• _WORK TO BE COMPLETED_
Transcribe every entry word for word. Skip the pictures.

• _TASK INPUT_
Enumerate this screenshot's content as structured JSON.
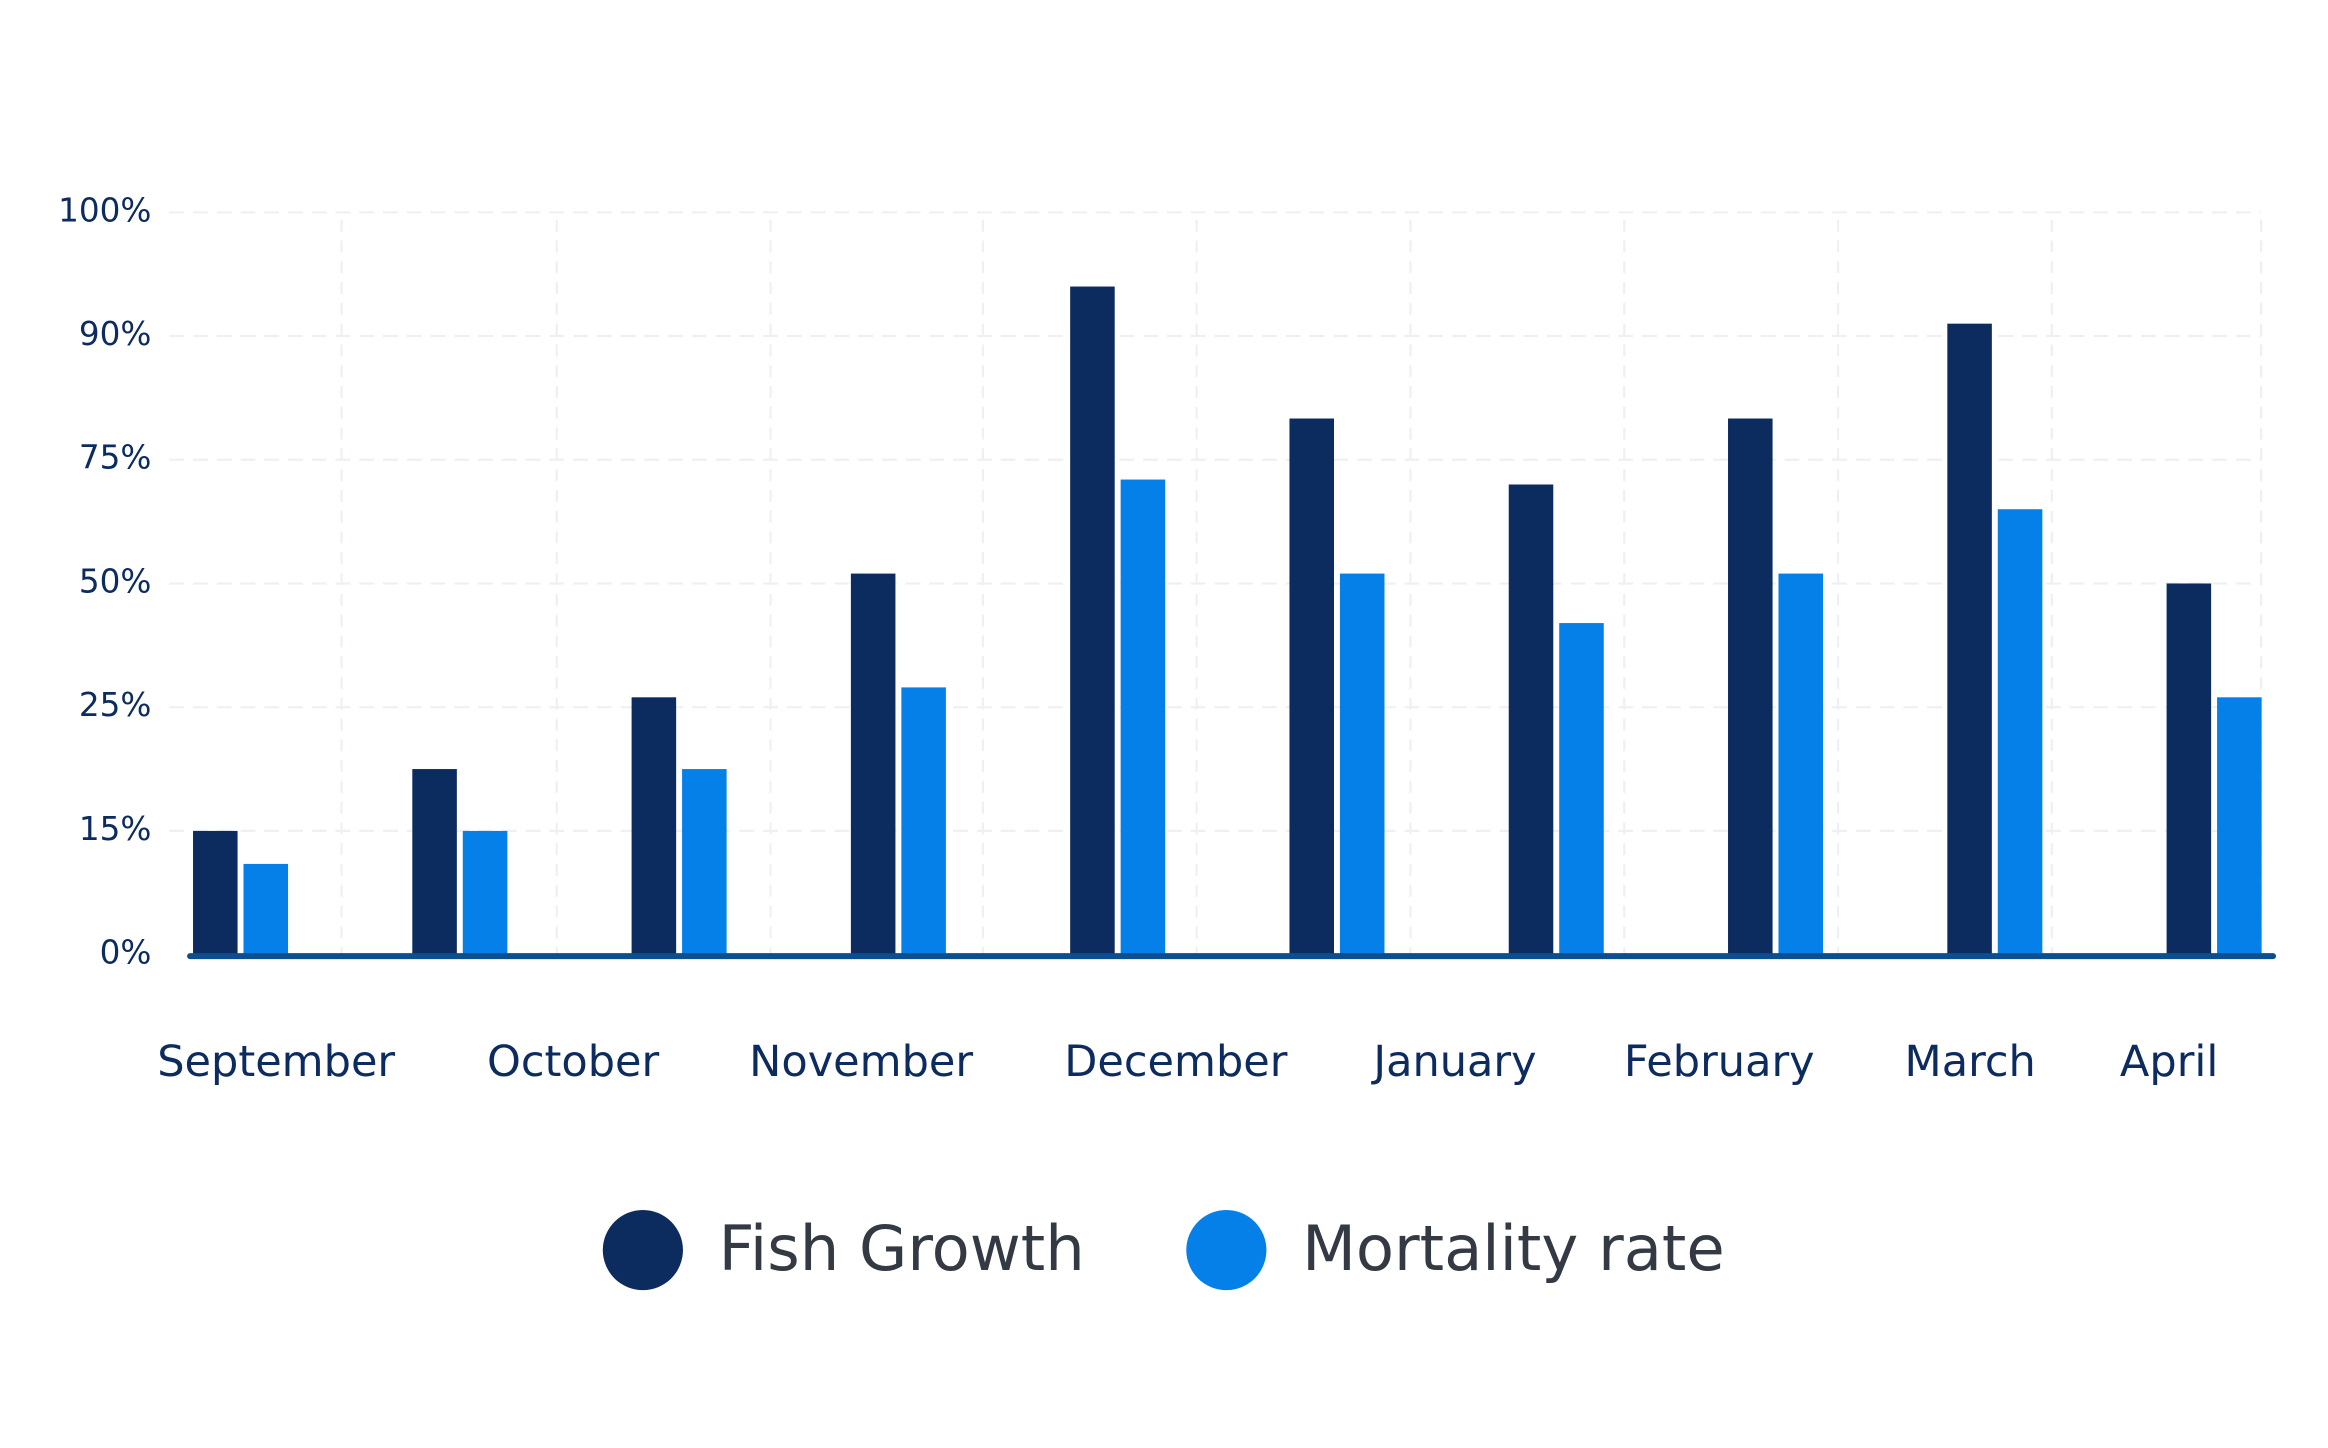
{
  "chart_data": {
    "type": "bar",
    "categories": [
      "September",
      null,
      "October",
      "November",
      "December",
      null,
      "January",
      "February",
      "March",
      "April"
    ],
    "series": [
      {
        "name": "Fish Growth",
        "color": "#0c2b5e",
        "values": [
          15,
          20,
          27,
          52,
          94,
          80,
          70,
          80,
          91,
          50
        ]
      },
      {
        "name": "Mortality rate",
        "color": "#0580e8",
        "values": [
          11,
          15,
          20,
          29,
          71,
          52,
          42,
          52,
          65,
          27
        ]
      }
    ],
    "ylim": [
      0,
      100
    ],
    "yticks": [
      {
        "value": 0,
        "label": "0%"
      },
      {
        "value": 15,
        "label": "15%"
      },
      {
        "value": 25,
        "label": "25%"
      },
      {
        "value": 50,
        "label": "50%"
      },
      {
        "value": 75,
        "label": "75%"
      },
      {
        "value": 90,
        "label": "90%"
      },
      {
        "value": 100,
        "label": "100%"
      }
    ],
    "grid": true
  }
}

• _THE ANSWER_
Enumerate this screenshot's content as structured JSON.
{
  "chart_data": {
    "type": "bar",
    "categories": [
      "September",
      null,
      "October",
      "November",
      "December",
      null,
      "January",
      "February",
      "March",
      "April"
    ],
    "series": [
      {
        "name": "Fish Growth",
        "color": "#0c2b5e",
        "values": [
          15,
          20,
          27,
          52,
          94,
          80,
          70,
          80,
          91,
          50
        ]
      },
      {
        "name": "Mortality rate",
        "color": "#0580e8",
        "values": [
          11,
          15,
          20,
          29,
          71,
          52,
          42,
          52,
          65,
          27
        ]
      }
    ],
    "ylim": [
      0,
      100
    ],
    "yticks": [
      {
        "value": 0,
        "label": "0%"
      },
      {
        "value": 15,
        "label": "15%"
      },
      {
        "value": 25,
        "label": "25%"
      },
      {
        "value": 50,
        "label": "50%"
      },
      {
        "value": 75,
        "label": "75%"
      },
      {
        "value": 90,
        "label": "90%"
      },
      {
        "value": 100,
        "label": "100%"
      }
    ],
    "grid": true
  }
}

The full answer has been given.